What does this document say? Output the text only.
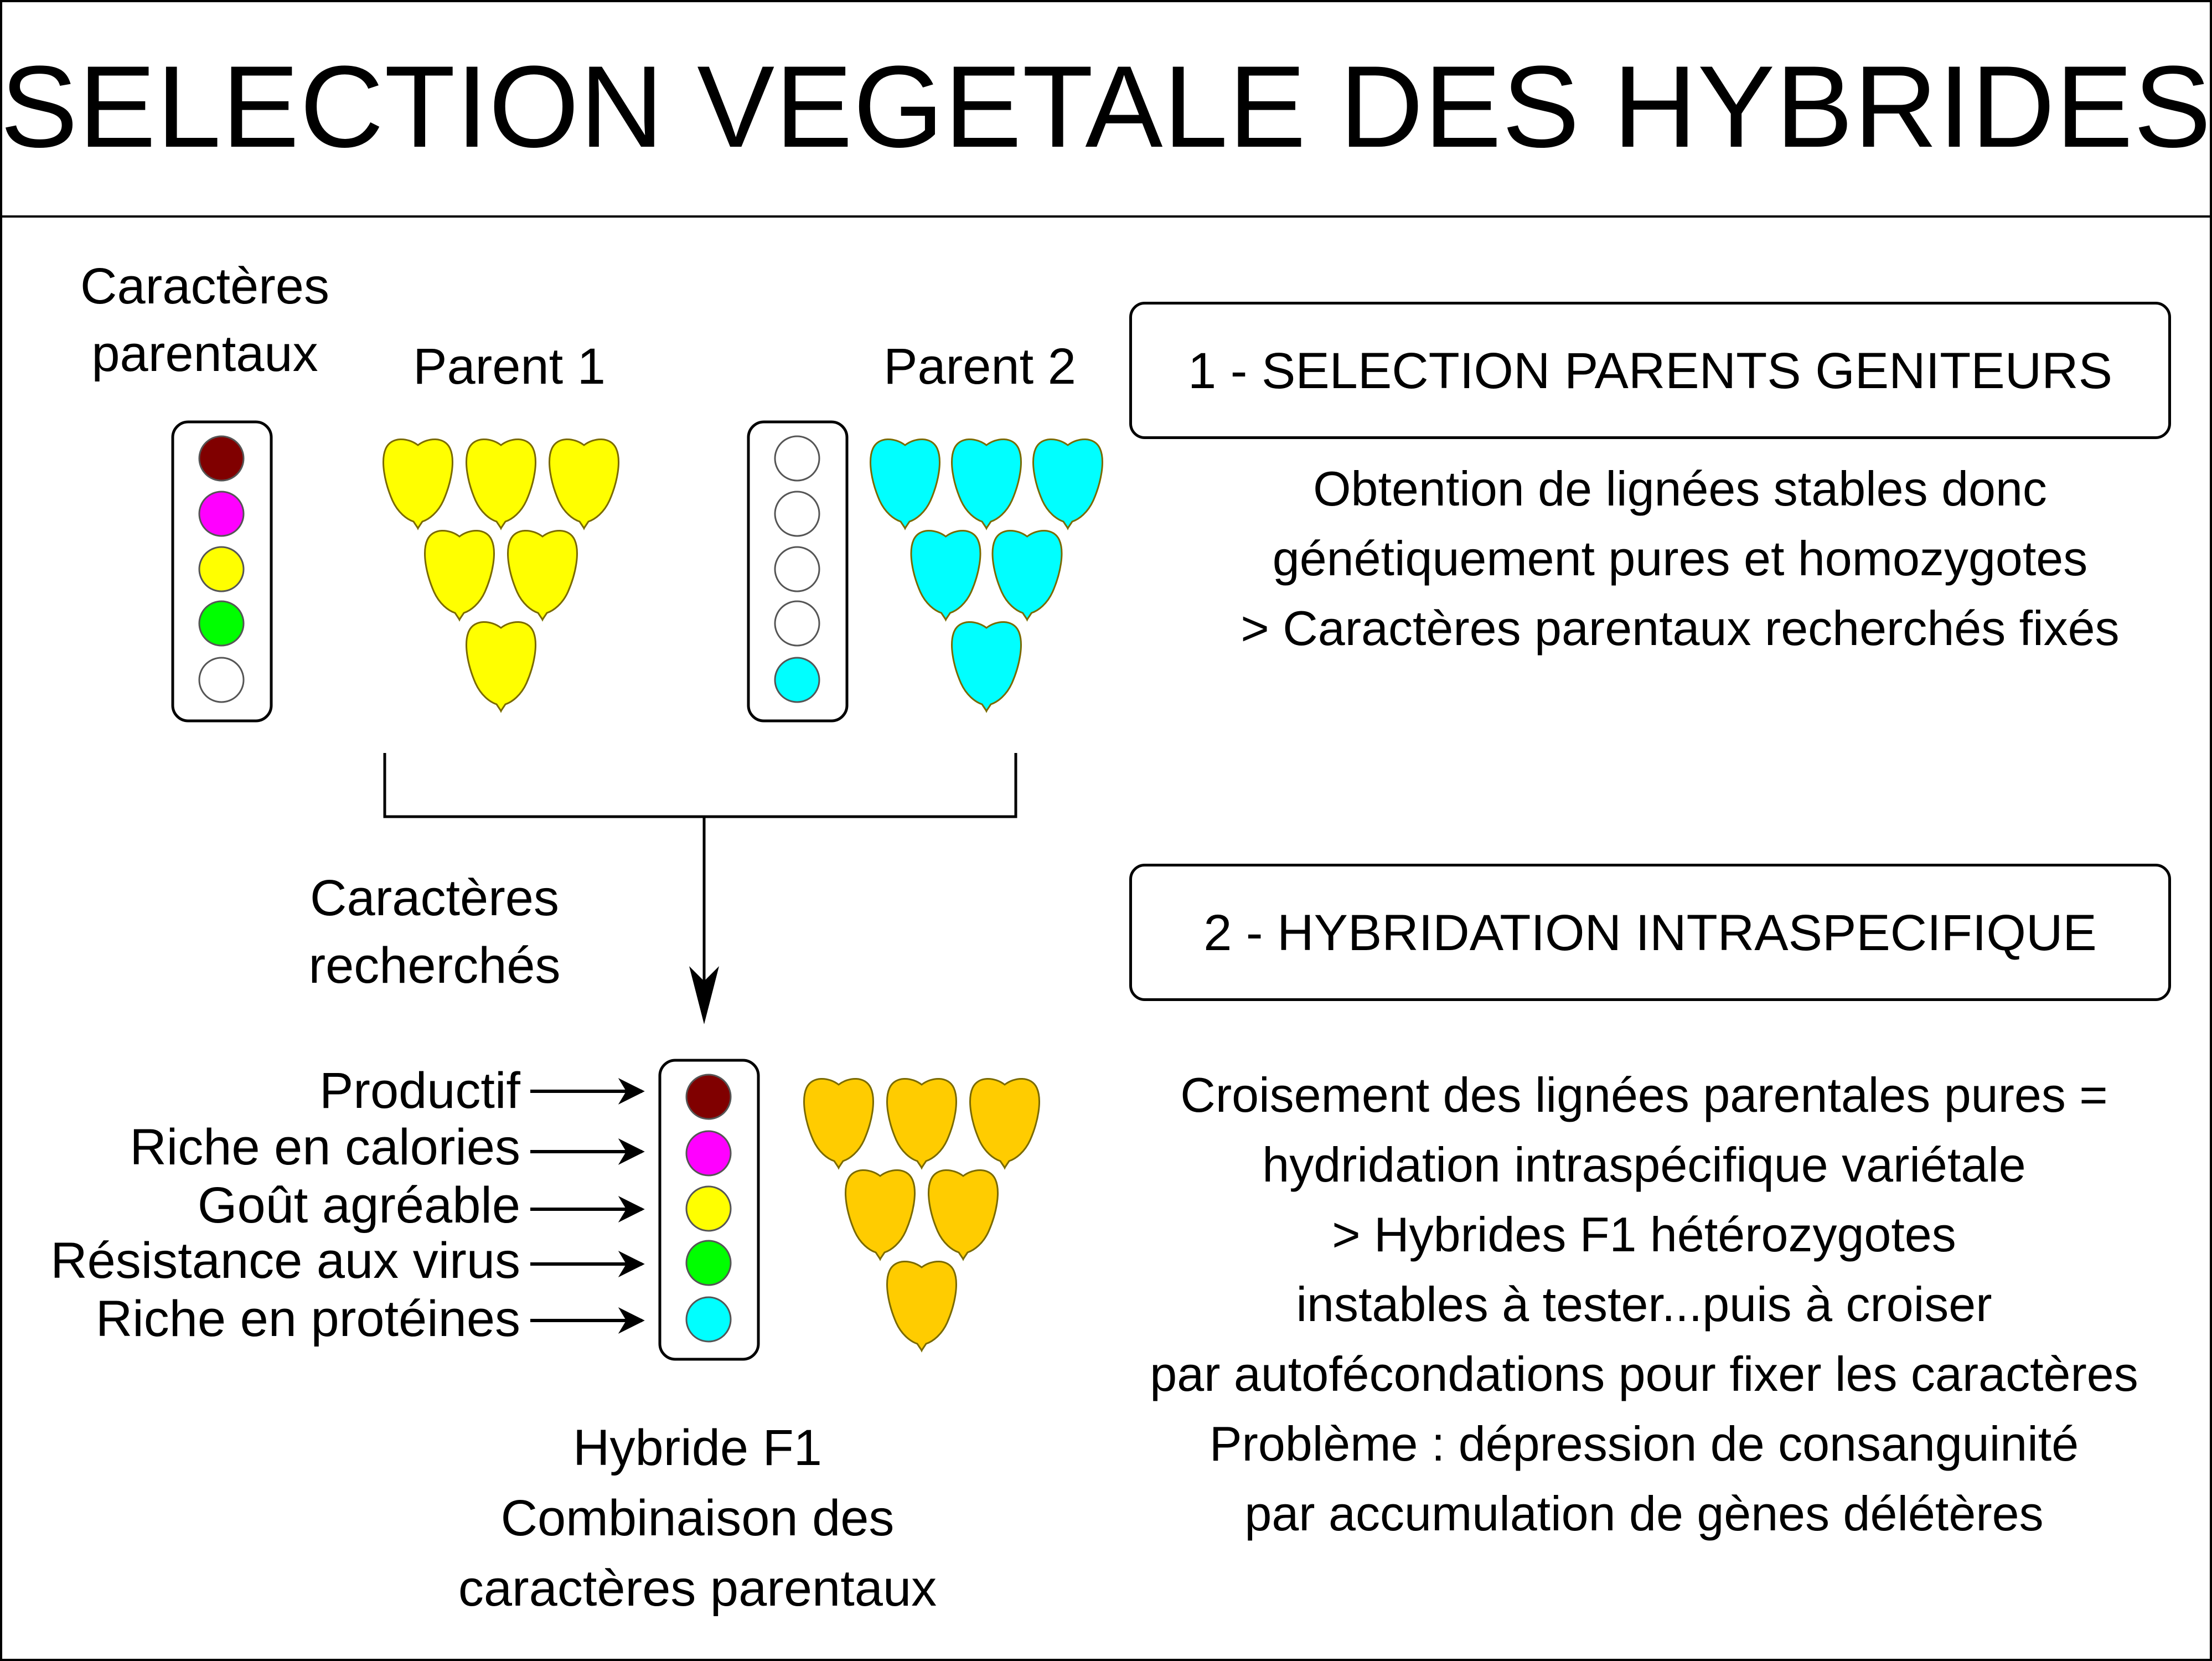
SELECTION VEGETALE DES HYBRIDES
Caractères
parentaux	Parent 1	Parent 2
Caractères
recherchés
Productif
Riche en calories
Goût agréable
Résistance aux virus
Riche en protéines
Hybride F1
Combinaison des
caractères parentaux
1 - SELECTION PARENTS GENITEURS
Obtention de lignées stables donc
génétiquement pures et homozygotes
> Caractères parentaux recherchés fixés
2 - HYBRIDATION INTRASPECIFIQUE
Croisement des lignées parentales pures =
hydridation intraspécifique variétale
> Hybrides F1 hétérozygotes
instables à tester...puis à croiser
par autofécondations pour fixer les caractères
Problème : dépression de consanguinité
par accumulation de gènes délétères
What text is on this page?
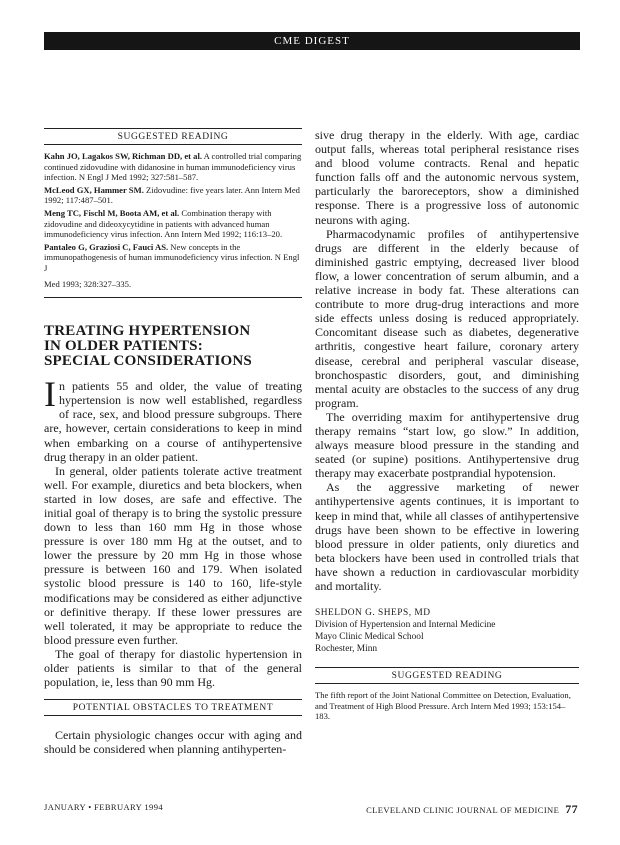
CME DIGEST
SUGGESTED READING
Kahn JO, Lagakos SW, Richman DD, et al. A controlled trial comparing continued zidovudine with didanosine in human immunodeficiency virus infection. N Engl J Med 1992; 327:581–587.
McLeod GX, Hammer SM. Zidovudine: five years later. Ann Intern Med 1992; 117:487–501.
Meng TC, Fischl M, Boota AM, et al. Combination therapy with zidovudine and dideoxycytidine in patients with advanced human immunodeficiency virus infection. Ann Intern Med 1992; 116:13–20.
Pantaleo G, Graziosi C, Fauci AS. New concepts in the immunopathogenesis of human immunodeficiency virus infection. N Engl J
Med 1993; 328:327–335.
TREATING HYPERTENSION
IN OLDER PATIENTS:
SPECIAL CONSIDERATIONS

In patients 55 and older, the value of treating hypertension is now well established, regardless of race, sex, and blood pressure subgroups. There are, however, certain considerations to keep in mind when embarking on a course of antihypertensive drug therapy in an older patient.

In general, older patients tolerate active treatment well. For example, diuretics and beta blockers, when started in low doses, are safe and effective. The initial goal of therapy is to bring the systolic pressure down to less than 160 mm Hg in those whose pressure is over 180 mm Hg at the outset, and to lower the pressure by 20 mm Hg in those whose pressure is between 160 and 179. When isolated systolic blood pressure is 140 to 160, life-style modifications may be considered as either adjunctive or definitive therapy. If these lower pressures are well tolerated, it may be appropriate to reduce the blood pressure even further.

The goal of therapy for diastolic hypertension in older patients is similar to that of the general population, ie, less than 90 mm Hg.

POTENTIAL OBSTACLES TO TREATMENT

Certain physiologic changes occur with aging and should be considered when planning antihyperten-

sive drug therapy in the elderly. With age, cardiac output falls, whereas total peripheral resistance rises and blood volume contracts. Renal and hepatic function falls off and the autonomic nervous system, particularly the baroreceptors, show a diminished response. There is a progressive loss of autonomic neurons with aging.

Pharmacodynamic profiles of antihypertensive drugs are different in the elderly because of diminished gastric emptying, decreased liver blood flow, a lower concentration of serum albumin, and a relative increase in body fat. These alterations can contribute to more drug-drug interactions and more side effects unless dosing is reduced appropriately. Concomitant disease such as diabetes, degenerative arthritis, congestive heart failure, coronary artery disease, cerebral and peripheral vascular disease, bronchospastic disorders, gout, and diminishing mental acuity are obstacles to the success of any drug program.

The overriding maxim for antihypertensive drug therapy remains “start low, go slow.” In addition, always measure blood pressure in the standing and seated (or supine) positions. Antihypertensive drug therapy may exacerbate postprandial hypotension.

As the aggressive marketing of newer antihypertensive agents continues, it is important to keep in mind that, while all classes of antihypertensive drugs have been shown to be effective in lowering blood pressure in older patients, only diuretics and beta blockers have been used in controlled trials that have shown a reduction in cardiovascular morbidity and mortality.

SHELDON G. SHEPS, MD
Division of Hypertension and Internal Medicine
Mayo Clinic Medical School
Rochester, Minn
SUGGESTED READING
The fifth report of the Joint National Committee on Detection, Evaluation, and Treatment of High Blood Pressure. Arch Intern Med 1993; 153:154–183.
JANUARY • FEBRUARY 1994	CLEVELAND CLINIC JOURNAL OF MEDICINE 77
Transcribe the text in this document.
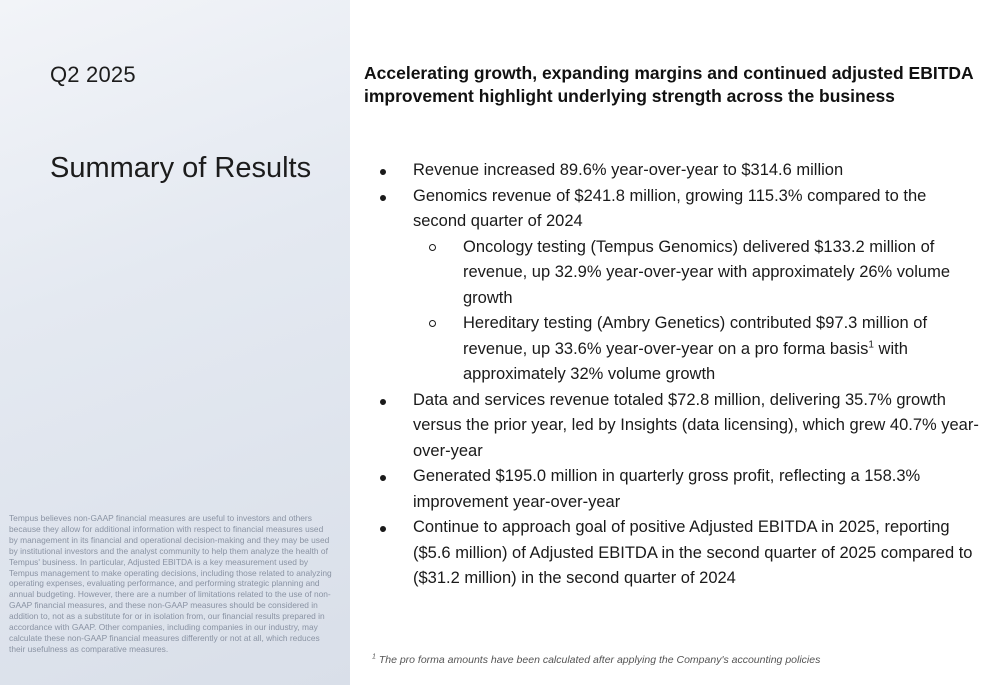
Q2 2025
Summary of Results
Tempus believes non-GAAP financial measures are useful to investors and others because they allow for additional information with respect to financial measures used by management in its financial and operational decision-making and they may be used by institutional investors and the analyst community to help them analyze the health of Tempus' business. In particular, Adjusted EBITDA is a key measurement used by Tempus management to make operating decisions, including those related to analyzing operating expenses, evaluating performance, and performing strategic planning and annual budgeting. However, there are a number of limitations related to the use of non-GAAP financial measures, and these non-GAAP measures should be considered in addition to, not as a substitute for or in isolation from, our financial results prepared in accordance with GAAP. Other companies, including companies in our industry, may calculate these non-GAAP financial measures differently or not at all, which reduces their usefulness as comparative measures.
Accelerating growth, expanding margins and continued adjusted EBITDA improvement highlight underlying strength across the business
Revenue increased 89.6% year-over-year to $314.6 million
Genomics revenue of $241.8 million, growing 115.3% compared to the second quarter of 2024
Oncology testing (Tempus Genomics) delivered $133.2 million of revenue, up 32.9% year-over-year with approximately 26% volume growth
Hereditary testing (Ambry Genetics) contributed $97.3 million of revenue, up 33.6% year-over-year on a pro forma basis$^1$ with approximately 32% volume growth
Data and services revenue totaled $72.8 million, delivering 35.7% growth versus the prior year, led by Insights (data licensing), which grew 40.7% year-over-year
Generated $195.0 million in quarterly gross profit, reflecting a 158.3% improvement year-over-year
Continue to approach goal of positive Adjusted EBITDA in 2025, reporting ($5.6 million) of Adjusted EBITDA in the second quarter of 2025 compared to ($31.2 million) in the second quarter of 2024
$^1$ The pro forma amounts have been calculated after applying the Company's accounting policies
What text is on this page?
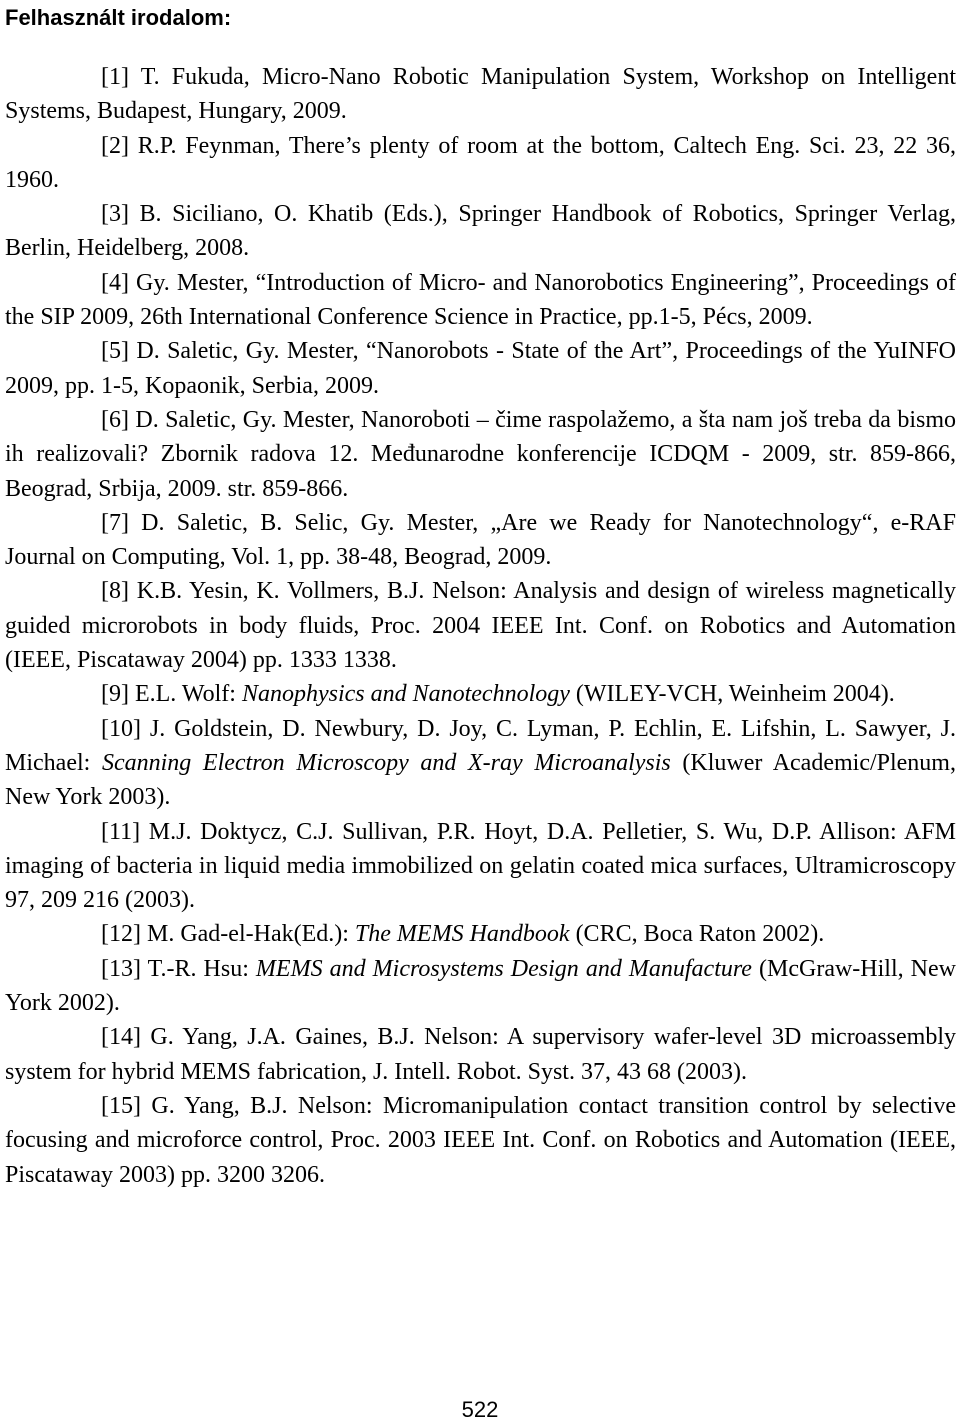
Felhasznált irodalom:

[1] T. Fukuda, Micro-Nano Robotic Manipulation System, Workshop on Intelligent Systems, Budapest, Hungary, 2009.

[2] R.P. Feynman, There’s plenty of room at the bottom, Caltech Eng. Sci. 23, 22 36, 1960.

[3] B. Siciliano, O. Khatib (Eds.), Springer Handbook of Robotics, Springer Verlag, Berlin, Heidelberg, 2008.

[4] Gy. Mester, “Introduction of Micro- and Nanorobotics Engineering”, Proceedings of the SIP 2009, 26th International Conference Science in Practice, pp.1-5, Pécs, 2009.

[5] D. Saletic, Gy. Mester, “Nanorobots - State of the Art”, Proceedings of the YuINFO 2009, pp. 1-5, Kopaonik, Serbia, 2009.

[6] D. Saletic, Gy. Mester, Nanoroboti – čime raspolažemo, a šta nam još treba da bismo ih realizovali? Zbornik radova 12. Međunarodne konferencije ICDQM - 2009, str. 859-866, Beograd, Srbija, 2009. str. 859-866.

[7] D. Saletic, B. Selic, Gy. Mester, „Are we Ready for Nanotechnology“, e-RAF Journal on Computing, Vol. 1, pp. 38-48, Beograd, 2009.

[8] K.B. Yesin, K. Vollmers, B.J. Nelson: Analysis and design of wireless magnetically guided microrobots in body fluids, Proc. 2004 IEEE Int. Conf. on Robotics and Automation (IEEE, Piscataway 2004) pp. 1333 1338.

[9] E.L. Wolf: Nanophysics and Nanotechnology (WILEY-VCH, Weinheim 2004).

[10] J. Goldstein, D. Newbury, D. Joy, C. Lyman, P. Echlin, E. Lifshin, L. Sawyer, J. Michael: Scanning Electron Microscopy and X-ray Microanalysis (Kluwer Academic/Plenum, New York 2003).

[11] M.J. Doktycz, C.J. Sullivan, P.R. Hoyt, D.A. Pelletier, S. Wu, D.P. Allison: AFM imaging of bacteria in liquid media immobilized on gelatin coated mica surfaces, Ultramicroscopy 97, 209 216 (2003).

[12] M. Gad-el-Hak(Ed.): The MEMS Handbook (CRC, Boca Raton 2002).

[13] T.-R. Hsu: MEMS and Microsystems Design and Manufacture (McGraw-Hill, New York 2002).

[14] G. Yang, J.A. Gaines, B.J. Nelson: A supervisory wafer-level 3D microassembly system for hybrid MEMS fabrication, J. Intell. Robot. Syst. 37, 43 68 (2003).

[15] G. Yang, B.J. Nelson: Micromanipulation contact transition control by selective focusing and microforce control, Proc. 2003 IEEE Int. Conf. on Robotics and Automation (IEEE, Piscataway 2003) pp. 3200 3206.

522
◇ ◇ ◇ ◇ ◇
Keep only those lines of the records that hold "continued", and return them.

> [Output for this task]
Kahn JO, Lagakos SW, Richman DD, et al. A controlled trial comparing continued zidovudine with didanosine in human immunodeficiency virus infection. N Engl J Med 1992; 327:581–587.
Accelerating growth, expanding margins and continued adjusted EBITDA improvement highlight underlying strength across the business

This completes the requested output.